**Prompt**
Reproduce every record below exactly as written, but leave out any pictures.

**Excerpted records**
=-=-=-=-=

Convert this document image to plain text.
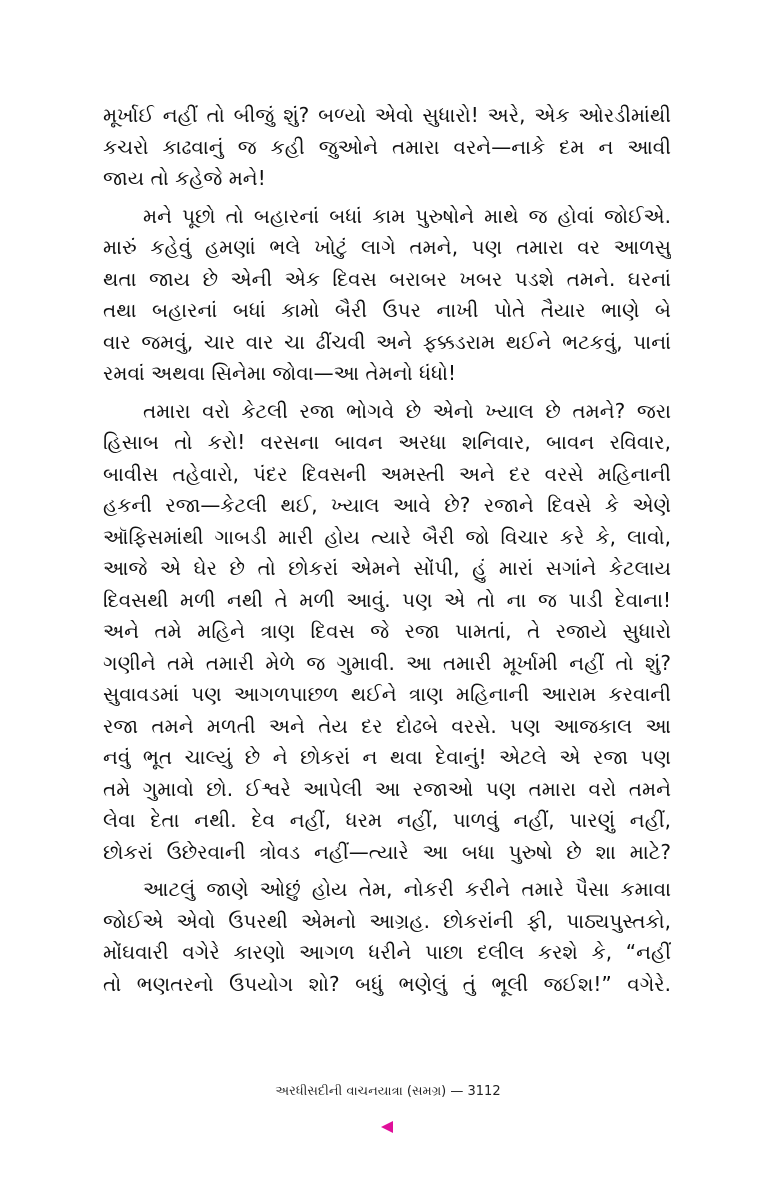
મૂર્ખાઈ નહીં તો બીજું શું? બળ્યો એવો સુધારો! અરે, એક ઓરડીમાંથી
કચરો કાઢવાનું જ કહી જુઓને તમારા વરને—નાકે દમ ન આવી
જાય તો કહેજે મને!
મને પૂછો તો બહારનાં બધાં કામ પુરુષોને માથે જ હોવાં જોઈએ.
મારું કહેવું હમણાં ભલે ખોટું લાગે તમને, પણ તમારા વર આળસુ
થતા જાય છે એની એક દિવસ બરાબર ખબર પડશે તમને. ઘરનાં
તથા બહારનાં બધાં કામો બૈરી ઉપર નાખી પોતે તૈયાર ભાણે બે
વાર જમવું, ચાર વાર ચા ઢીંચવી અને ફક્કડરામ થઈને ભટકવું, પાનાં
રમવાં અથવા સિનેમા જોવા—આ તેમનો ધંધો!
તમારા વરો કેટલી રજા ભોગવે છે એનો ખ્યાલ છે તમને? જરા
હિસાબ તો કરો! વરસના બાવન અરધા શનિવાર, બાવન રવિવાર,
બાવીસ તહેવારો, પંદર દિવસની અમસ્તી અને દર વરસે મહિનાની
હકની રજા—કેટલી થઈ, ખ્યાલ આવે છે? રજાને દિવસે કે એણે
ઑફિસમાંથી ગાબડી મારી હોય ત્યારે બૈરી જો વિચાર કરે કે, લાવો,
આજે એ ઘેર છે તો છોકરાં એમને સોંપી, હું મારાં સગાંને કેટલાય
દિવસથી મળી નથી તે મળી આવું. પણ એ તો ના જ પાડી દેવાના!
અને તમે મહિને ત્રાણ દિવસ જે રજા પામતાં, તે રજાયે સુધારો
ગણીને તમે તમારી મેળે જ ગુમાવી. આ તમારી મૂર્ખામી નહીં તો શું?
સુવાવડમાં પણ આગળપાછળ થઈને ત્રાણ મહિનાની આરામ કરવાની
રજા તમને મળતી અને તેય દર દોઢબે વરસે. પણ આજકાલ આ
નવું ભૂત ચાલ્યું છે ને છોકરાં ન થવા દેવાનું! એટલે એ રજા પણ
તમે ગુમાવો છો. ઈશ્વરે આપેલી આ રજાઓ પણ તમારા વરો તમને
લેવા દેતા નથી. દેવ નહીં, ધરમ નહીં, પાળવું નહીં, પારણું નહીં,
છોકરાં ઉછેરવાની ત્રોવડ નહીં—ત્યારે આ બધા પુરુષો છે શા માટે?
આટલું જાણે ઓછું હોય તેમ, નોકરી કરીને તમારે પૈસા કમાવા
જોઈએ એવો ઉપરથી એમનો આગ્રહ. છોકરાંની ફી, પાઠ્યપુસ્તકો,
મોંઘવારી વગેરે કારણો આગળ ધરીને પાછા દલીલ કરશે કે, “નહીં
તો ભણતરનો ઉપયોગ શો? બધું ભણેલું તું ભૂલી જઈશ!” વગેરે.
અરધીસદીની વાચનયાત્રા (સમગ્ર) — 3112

=-=-=-=-=

**Expected answer**
Convert this document image to plain text.
મૂર્ખાઈ નહીં તો બીજું શું? બળ્યો એવો સુધારો! અરે, એક ઓરડીમાંથી
કચરો કાઢવાનું જ કહી જુઓને તમારા વરને—નાકે દમ ન આવી
જાય તો કહેજે મને!
મને પૂછો તો બહારનાં બધાં કામ પુરુષોને માથે જ હોવાં જોઈએ.
મારું કહેવું હમણાં ભલે ખોટું લાગે તમને, પણ તમારા વર આળસુ
થતા જાય છે એની એક દિવસ બરાબર ખબર પડશે તમને. ઘરનાં
તથા બહારનાં બધાં કામો બૈરી ઉપર નાખી પોતે તૈયાર ભાણે બે
વાર જમવું, ચાર વાર ચા ઢીંચવી અને ફક્કડરામ થઈને ભટકવું, પાનાં
રમવાં અથવા સિનેમા જોવા—આ તેમનો ધંધો!
તમારા વરો કેટલી રજા ભોગવે છે એનો ખ્યાલ છે તમને? જરા
હિસાબ તો કરો! વરસના બાવન અરધા શનિવાર, બાવન રવિવાર,
બાવીસ તહેવારો, પંદર દિવસની અમસ્તી અને દર વરસે મહિનાની
હકની રજા—કેટલી થઈ, ખ્યાલ આવે છે? રજાને દિવસે કે એણે
ઑફિસમાંથી ગાબડી મારી હોય ત્યારે બૈરી જો વિચાર કરે કે, લાવો,
આજે એ ઘેર છે તો છોકરાં એમને સોંપી, હું મારાં સગાંને કેટલાય
દિવસથી મળી નથી તે મળી આવું. પણ એ તો ના જ પાડી દેવાના!
અને તમે મહિને ત્રાણ દિવસ જે રજા પામતાં, તે રજાયે સુધારો
ગણીને તમે તમારી મેળે જ ગુમાવી. આ તમારી મૂર્ખામી નહીં તો શું?
સુવાવડમાં પણ આગળપાછળ થઈને ત્રાણ મહિનાની આરામ કરવાની
રજા તમને મળતી અને તેય દર દોઢબે વરસે. પણ આજકાલ આ
નવું ભૂત ચાલ્યું છે ને છોકરાં ન થવા દેવાનું! એટલે એ રજા પણ
તમે ગુમાવો છો. ઈશ્વરે આપેલી આ રજાઓ પણ તમારા વરો તમને
લેવા દેતા નથી. દેવ નહીં, ધરમ નહીં, પાળવું નહીં, પારણું નહીં,
છોકરાં ઉછેરવાની ત્રોવડ નહીં—ત્યારે આ બધા પુરુષો છે શા માટે?
આટલું જાણે ઓછું હોય તેમ, નોકરી કરીને તમારે પૈસા કમાવા
જોઈએ એવો ઉપરથી એમનો આગ્રહ. છોકરાંની ફી, પાઠ્યપુસ્તકો,
મોંઘવારી વગેરે કારણો આગળ ધરીને પાછા દલીલ કરશે કે, “નહીં
તો ભણતરનો ઉપયોગ શો? બધું ભણેલું તું ભૂલી જઈશ!” વગેરે.
અરધીસદીની વાચનયાત્રા (સમગ્ર) — 3112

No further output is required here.